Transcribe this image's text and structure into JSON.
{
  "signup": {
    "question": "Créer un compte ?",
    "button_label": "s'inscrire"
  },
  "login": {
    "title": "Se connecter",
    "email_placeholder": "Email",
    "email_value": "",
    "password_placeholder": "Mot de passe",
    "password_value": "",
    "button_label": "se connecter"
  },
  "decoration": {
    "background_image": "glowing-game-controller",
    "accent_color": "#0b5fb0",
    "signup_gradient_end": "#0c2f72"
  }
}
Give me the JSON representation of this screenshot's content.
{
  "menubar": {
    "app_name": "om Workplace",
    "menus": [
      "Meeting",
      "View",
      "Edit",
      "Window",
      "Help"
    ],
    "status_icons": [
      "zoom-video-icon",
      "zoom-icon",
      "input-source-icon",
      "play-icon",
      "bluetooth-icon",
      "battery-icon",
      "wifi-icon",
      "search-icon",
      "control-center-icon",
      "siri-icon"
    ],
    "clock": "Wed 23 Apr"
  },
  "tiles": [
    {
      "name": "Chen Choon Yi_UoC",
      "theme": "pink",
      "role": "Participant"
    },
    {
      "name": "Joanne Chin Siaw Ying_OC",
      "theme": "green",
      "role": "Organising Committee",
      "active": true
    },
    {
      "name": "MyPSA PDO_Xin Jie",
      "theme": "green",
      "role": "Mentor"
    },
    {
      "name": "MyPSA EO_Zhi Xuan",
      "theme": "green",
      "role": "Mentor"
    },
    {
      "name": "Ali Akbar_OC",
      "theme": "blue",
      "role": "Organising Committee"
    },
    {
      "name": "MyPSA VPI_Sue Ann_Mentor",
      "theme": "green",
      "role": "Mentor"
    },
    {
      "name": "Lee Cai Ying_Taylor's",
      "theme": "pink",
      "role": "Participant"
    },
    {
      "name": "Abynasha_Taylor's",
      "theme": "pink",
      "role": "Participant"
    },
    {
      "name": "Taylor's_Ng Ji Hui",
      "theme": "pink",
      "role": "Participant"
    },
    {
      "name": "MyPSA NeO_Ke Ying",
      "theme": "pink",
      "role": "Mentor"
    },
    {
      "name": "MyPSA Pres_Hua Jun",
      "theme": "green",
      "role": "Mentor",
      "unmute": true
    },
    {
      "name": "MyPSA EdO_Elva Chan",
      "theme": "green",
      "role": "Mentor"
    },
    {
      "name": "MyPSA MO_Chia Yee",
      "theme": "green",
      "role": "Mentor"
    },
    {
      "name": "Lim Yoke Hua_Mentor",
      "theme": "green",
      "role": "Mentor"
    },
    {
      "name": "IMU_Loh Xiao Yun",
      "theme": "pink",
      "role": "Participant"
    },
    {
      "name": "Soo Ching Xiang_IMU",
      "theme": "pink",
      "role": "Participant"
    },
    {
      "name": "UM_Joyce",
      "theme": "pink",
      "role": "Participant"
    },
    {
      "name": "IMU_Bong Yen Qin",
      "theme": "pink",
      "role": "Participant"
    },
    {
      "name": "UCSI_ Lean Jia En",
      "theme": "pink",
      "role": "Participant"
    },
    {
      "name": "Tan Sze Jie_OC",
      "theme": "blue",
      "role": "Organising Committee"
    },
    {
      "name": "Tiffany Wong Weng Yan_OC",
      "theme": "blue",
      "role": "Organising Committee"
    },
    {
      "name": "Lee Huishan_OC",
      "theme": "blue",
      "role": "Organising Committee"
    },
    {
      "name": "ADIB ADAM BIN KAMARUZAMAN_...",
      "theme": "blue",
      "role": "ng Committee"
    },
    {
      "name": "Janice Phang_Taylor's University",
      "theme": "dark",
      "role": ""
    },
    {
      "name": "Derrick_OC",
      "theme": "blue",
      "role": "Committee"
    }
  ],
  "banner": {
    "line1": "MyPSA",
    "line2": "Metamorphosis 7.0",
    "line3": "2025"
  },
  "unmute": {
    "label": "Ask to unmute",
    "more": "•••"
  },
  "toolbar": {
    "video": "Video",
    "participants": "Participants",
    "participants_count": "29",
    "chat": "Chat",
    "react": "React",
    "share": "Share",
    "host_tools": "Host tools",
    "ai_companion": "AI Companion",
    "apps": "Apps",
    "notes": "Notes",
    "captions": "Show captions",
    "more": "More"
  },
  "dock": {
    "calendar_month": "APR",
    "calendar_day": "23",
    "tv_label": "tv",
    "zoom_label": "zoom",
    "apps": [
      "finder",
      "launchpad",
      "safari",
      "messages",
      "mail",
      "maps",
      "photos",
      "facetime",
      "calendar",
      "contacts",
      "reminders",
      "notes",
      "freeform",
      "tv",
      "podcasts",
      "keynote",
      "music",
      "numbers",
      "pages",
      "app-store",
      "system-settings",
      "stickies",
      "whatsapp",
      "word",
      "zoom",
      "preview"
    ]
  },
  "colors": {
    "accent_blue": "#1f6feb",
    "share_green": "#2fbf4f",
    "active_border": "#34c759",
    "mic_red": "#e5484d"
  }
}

Required task: Transcribe the records above exactly as they appear.

Final answer:
Transcribe this image's text and structure into JSON.
{
  "signup": {
    "question": "Créer un compte ?",
    "button_label": "s'inscrire"
  },
  "login": {
    "title": "Se connecter",
    "email_placeholder": "Email",
    "email_value": "",
    "password_placeholder": "Mot de passe",
    "password_value": "",
    "button_label": "se connecter"
  },
  "decoration": {
    "background_image": "glowing-game-controller",
    "accent_color": "#0b5fb0",
    "signup_gradient_end": "#0c2f72"
  }
}
Give me the JSON representation of this screenshot's content.
{
  "menubar": {
    "app_name": "om Workplace",
    "menus": [
      "Meeting",
      "View",
      "Edit",
      "Window",
      "Help"
    ],
    "status_icons": [
      "zoom-video-icon",
      "zoom-icon",
      "input-source-icon",
      "play-icon",
      "bluetooth-icon",
      "battery-icon",
      "wifi-icon",
      "search-icon",
      "control-center-icon",
      "siri-icon"
    ],
    "clock": "Wed 23 Apr"
  },
  "tiles": [
    {
      "name": "Chen Choon Yi_UoC",
      "theme": "pink",
      "role": "Participant"
    },
    {
      "name": "Joanne Chin Siaw Ying_OC",
      "theme": "green",
      "role": "Organising Committee",
      "active": true
    },
    {
      "name": "MyPSA PDO_Xin Jie",
      "theme": "green",
      "role": "Mentor"
    },
    {
      "name": "MyPSA EO_Zhi Xuan",
      "theme": "green",
      "role": "Mentor"
    },
    {
      "name": "Ali Akbar_OC",
      "theme": "blue",
      "role": "Organising Committee"
    },
    {
      "name": "MyPSA VPI_Sue Ann_Mentor",
      "theme": "green",
      "role": "Mentor"
    },
    {
      "name": "Lee Cai Ying_Taylor's",
      "theme": "pink",
      "role": "Participant"
    },
    {
      "name": "Abynasha_Taylor's",
      "theme": "pink",
      "role": "Participant"
    },
    {
      "name": "Taylor's_Ng Ji Hui",
      "theme": "pink",
      "role": "Participant"
    },
    {
      "name": "MyPSA NeO_Ke Ying",
      "theme": "pink",
      "role": "Mentor"
    },
    {
      "name": "MyPSA Pres_Hua Jun",
      "theme": "green",
      "role": "Mentor",
      "unmute": true
    },
    {
      "name": "MyPSA EdO_Elva Chan",
      "theme": "green",
      "role": "Mentor"
    },
    {
      "name": "MyPSA MO_Chia Yee",
      "theme": "green",
      "role": "Mentor"
    },
    {
      "name": "Lim Yoke Hua_Mentor",
      "theme": "green",
      "role": "Mentor"
    },
    {
      "name": "IMU_Loh Xiao Yun",
      "theme": "pink",
      "role": "Participant"
    },
    {
      "name": "Soo Ching Xiang_IMU",
      "theme": "pink",
      "role": "Participant"
    },
    {
      "name": "UM_Joyce",
      "theme": "pink",
      "role": "Participant"
    },
    {
      "name": "IMU_Bong Yen Qin",
      "theme": "pink",
      "role": "Participant"
    },
    {
      "name": "UCSI_ Lean Jia En",
      "theme": "pink",
      "role": "Participant"
    },
    {
      "name": "Tan Sze Jie_OC",
      "theme": "blue",
      "role": "Organising Committee"
    },
    {
      "name": "Tiffany Wong Weng Yan_OC",
      "theme": "blue",
      "role": "Organising Committee"
    },
    {
      "name": "Lee Huishan_OC",
      "theme": "blue",
      "role": "Organising Committee"
    },
    {
      "name": "ADIB ADAM BIN KAMARUZAMAN_...",
      "theme": "blue",
      "role": "ng Committee"
    },
    {
      "name": "Janice Phang_Taylor's University",
      "theme": "dark",
      "role": ""
    },
    {
      "name": "Derrick_OC",
      "theme": "blue",
      "role": "Committee"
    }
  ],
  "banner": {
    "line1": "MyPSA",
    "line2": "Metamorphosis 7.0",
    "line3": "2025"
  },
  "unmute": {
    "label": "Ask to unmute",
    "more": "•••"
  },
  "toolbar": {
    "video": "Video",
    "participants": "Participants",
    "participants_count": "29",
    "chat": "Chat",
    "react": "React",
    "share": "Share",
    "host_tools": "Host tools",
    "ai_companion": "AI Companion",
    "apps": "Apps",
    "notes": "Notes",
    "captions": "Show captions",
    "more": "More"
  },
  "dock": {
    "calendar_month": "APR",
    "calendar_day": "23",
    "tv_label": "tv",
    "zoom_label": "zoom",
    "apps": [
      "finder",
      "launchpad",
      "safari",
      "messages",
      "mail",
      "maps",
      "photos",
      "facetime",
      "calendar",
      "contacts",
      "reminders",
      "notes",
      "freeform",
      "tv",
      "podcasts",
      "keynote",
      "music",
      "numbers",
      "pages",
      "app-store",
      "system-settings",
      "stickies",
      "whatsapp",
      "word",
      "zoom",
      "preview"
    ]
  },
  "colors": {
    "accent_blue": "#1f6feb",
    "share_green": "#2fbf4f",
    "active_border": "#34c759",
    "mic_red": "#e5484d"
  }
}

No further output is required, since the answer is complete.